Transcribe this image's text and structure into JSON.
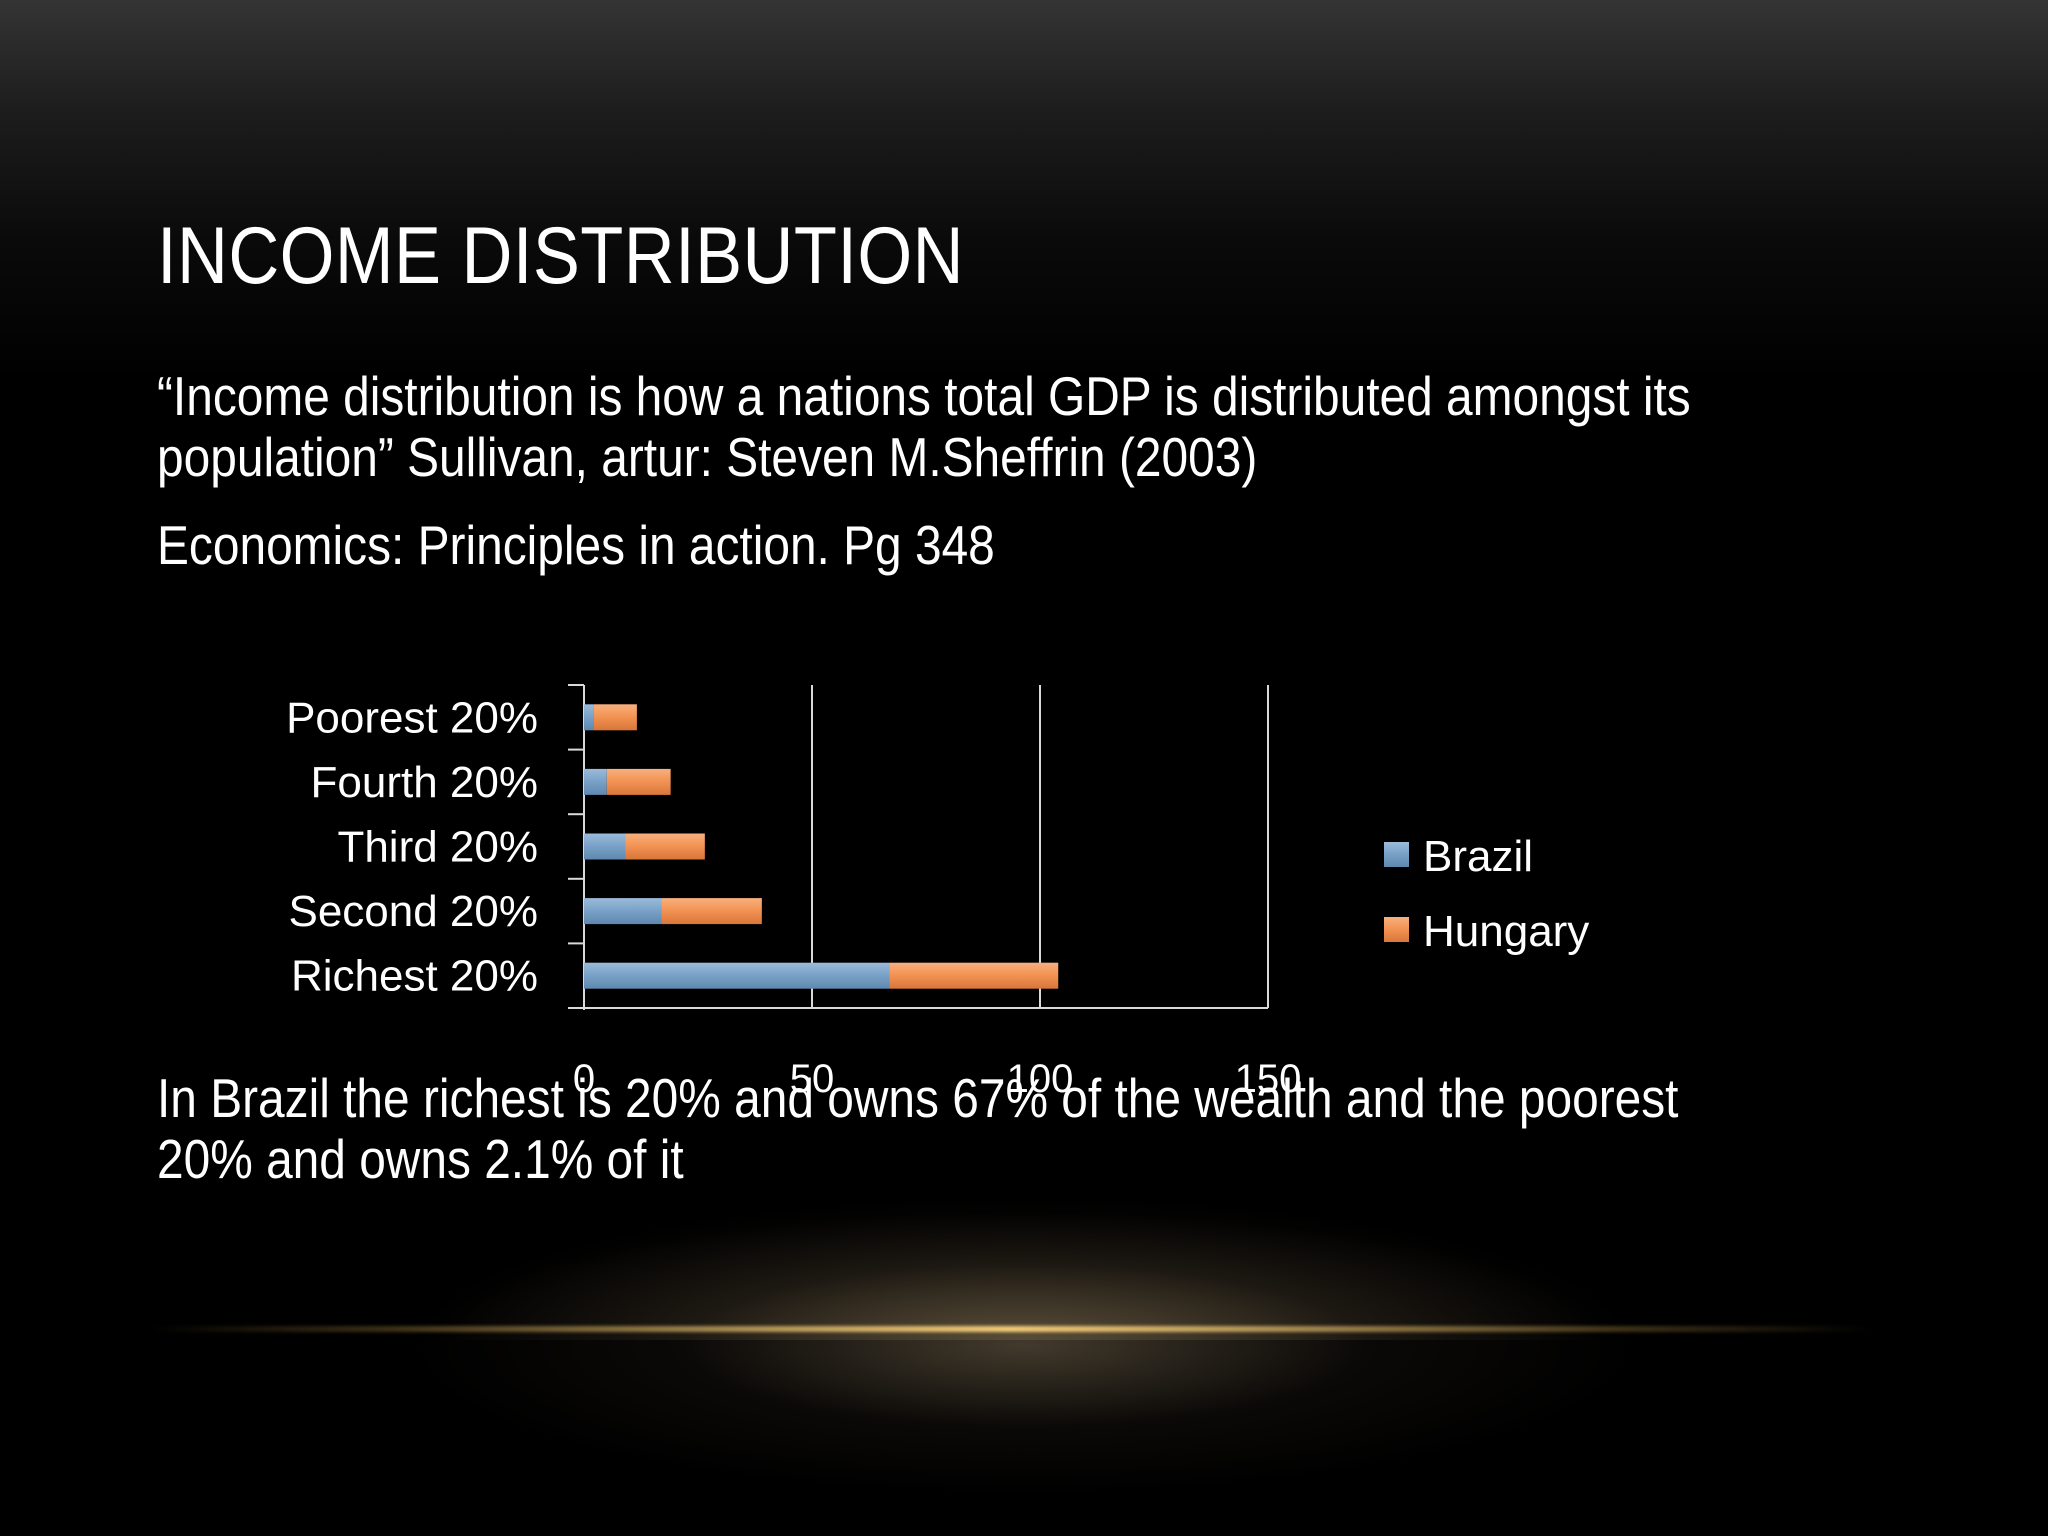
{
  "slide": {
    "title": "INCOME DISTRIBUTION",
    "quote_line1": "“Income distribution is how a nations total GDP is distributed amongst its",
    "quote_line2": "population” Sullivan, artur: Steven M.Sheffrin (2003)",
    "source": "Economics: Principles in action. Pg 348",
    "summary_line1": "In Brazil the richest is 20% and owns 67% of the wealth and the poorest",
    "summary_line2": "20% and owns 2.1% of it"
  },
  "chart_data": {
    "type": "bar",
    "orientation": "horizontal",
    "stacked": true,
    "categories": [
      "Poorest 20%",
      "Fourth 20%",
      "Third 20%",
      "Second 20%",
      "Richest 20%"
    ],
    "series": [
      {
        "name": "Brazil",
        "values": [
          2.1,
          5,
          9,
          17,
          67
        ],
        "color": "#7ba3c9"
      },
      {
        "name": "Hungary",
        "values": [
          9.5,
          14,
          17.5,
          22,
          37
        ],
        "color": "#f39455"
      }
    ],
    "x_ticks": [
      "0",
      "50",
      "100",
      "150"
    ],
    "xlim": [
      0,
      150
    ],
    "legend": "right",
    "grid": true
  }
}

Task instructions -
Repeat the material above word for word and skip every image in it.

Exercise solution -
Transcribe this image's text and structure into JSON.
{
  "slide": {
    "title": "INCOME DISTRIBUTION",
    "quote_line1": "“Income distribution is how a nations total GDP is distributed amongst its",
    "quote_line2": "population” Sullivan, artur: Steven M.Sheffrin (2003)",
    "source": "Economics: Principles in action. Pg 348",
    "summary_line1": "In Brazil the richest is 20% and owns 67% of the wealth and the poorest",
    "summary_line2": "20% and owns 2.1% of it"
  },
  "chart_data": {
    "type": "bar",
    "orientation": "horizontal",
    "stacked": true,
    "categories": [
      "Poorest 20%",
      "Fourth 20%",
      "Third 20%",
      "Second 20%",
      "Richest 20%"
    ],
    "series": [
      {
        "name": "Brazil",
        "values": [
          2.1,
          5,
          9,
          17,
          67
        ],
        "color": "#7ba3c9"
      },
      {
        "name": "Hungary",
        "values": [
          9.5,
          14,
          17.5,
          22,
          37
        ],
        "color": "#f39455"
      }
    ],
    "x_ticks": [
      "0",
      "50",
      "100",
      "150"
    ],
    "xlim": [
      0,
      150
    ],
    "legend": "right",
    "grid": true
  }
}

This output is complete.